### WHAT THE TASK ASKS
Pull every line holding the string "name" from the records below.

--- Start SUPPLIED DATA ---

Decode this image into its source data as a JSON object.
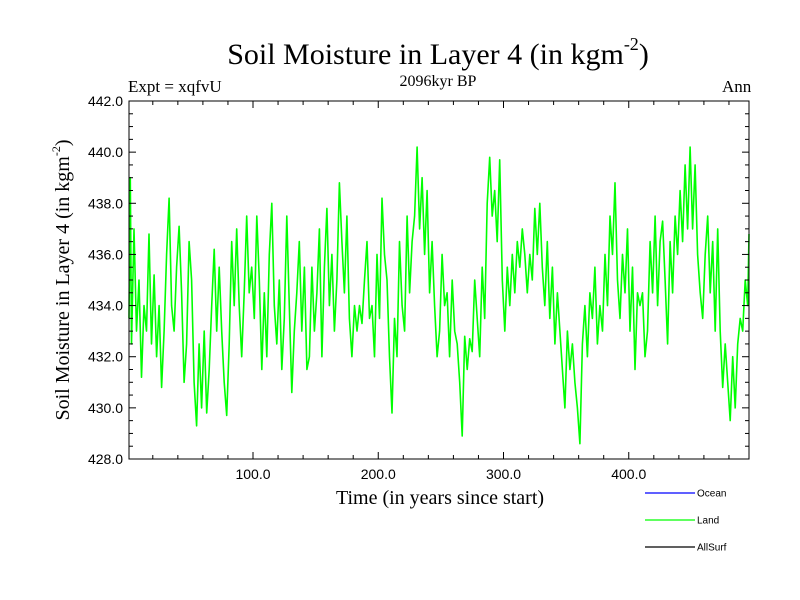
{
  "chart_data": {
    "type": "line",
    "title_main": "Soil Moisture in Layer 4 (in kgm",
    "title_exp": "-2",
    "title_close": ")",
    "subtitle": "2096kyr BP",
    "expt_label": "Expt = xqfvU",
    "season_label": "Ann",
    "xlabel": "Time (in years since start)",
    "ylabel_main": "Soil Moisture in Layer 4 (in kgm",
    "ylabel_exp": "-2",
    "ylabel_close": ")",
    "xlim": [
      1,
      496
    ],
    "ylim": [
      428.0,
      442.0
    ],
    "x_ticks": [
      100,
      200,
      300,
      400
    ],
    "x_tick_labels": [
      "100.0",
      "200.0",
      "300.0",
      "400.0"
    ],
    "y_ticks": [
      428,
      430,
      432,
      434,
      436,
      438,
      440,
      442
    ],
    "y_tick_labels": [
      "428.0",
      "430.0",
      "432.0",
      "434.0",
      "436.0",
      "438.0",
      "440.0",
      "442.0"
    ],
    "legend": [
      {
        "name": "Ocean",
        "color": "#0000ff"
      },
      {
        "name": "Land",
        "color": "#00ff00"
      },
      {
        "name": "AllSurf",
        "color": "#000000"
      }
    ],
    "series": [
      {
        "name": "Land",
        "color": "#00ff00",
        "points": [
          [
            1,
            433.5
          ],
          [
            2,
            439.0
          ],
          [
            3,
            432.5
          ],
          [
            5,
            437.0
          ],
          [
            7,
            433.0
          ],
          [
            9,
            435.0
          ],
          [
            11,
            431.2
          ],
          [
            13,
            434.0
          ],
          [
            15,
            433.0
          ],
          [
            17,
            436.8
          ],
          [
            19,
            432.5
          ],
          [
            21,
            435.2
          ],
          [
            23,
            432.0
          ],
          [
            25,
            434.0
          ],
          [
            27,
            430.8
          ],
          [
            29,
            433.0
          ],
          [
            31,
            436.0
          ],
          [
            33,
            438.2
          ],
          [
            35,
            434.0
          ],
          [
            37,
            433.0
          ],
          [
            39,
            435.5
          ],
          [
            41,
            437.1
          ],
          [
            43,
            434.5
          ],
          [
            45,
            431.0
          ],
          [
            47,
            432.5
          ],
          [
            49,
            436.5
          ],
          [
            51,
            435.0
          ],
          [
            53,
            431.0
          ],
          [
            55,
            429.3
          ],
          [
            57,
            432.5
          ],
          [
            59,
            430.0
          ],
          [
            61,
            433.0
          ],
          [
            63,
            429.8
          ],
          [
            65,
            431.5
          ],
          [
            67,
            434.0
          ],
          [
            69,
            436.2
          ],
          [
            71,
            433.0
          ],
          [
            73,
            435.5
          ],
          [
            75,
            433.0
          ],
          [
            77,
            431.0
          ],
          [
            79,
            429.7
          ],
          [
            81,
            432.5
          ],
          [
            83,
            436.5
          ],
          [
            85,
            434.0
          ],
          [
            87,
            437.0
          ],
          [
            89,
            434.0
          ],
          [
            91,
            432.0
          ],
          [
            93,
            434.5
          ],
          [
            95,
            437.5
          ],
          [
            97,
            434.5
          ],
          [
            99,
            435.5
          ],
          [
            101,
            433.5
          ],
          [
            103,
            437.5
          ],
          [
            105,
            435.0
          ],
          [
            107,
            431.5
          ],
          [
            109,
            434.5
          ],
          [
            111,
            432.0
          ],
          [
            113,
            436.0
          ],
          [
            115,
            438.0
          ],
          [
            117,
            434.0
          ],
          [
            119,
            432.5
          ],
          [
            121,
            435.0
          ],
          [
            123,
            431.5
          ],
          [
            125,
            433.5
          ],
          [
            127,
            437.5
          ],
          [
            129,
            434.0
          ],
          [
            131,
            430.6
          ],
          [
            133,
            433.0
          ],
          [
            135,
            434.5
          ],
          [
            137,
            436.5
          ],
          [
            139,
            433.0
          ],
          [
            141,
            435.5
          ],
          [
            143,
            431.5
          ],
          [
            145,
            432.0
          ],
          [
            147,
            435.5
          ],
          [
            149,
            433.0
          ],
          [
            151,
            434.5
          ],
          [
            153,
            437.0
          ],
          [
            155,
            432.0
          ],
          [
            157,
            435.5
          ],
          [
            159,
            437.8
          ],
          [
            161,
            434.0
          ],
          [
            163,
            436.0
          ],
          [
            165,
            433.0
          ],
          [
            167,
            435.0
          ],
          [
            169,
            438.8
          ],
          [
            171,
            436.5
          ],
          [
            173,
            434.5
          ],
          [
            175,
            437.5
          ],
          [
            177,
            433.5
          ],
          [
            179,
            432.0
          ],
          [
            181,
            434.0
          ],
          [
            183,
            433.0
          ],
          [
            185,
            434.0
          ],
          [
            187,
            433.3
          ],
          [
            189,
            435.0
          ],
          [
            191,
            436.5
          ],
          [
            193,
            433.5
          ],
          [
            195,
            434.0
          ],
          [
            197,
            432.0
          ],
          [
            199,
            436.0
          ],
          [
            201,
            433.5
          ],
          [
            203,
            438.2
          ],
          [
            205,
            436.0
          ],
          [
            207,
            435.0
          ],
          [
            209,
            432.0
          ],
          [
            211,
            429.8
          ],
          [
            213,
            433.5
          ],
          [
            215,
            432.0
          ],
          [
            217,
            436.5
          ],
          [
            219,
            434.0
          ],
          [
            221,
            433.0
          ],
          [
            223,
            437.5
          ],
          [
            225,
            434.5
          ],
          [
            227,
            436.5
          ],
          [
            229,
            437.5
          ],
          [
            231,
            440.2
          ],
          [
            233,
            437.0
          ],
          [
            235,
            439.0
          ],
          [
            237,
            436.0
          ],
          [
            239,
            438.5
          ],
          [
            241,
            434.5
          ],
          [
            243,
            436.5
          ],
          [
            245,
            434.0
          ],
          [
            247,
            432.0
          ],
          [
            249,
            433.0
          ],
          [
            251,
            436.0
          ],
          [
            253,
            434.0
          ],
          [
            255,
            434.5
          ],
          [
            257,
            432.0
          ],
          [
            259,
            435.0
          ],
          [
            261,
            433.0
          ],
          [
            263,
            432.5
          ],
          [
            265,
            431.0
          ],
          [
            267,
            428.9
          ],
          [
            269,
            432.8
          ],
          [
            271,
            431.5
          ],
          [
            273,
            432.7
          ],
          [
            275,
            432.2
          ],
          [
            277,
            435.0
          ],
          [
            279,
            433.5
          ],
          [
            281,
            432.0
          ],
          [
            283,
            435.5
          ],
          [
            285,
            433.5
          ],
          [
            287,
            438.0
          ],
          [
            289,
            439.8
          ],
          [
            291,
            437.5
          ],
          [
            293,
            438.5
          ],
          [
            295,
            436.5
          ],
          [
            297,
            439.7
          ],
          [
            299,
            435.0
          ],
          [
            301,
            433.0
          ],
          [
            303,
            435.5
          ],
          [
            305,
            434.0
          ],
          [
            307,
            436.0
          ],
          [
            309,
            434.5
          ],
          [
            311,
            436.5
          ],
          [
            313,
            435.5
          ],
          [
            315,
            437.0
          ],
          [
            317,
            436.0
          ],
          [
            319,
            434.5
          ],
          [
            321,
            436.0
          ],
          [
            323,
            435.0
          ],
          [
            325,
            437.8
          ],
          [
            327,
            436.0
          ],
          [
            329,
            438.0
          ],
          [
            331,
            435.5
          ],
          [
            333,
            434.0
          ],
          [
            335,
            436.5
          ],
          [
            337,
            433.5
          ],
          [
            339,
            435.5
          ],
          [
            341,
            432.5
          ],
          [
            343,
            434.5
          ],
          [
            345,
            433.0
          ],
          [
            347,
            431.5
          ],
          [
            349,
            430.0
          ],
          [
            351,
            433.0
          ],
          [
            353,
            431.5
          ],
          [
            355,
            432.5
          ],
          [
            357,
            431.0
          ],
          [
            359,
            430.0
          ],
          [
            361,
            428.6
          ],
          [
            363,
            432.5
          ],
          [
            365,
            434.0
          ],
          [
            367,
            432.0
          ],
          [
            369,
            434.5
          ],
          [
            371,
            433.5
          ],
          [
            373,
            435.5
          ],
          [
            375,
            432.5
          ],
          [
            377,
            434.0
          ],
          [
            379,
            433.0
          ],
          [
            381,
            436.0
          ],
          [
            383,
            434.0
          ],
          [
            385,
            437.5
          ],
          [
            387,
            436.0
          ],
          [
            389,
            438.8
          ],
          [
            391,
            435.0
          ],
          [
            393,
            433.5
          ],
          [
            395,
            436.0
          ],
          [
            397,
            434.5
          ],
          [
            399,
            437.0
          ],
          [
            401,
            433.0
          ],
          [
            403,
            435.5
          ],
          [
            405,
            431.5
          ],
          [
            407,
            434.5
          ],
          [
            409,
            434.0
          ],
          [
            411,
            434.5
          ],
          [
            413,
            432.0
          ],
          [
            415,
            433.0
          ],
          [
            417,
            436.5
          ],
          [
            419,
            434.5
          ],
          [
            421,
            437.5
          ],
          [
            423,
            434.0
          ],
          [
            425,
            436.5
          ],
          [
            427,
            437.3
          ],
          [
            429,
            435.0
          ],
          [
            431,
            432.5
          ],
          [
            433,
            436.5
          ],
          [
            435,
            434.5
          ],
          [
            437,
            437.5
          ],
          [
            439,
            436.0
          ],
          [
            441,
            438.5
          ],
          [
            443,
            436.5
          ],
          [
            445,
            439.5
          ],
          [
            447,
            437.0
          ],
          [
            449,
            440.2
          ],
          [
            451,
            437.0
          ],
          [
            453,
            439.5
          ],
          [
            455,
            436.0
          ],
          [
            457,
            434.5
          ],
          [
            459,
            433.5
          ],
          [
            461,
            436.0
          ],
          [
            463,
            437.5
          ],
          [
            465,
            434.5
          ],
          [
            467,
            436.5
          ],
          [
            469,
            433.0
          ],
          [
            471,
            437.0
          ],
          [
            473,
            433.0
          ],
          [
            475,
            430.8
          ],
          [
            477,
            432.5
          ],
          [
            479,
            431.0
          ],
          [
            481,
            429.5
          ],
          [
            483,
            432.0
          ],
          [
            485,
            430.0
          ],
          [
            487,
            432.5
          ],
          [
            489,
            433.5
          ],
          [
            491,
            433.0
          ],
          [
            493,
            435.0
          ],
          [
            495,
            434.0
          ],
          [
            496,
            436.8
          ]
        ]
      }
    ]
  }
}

--- End SUPPLIED DATA ---

### ANSWER FOR THIS EXERCISE
        "name": "Ocean",
        "name": "Land",
        "name": "AllSurf",
        "name": "Land",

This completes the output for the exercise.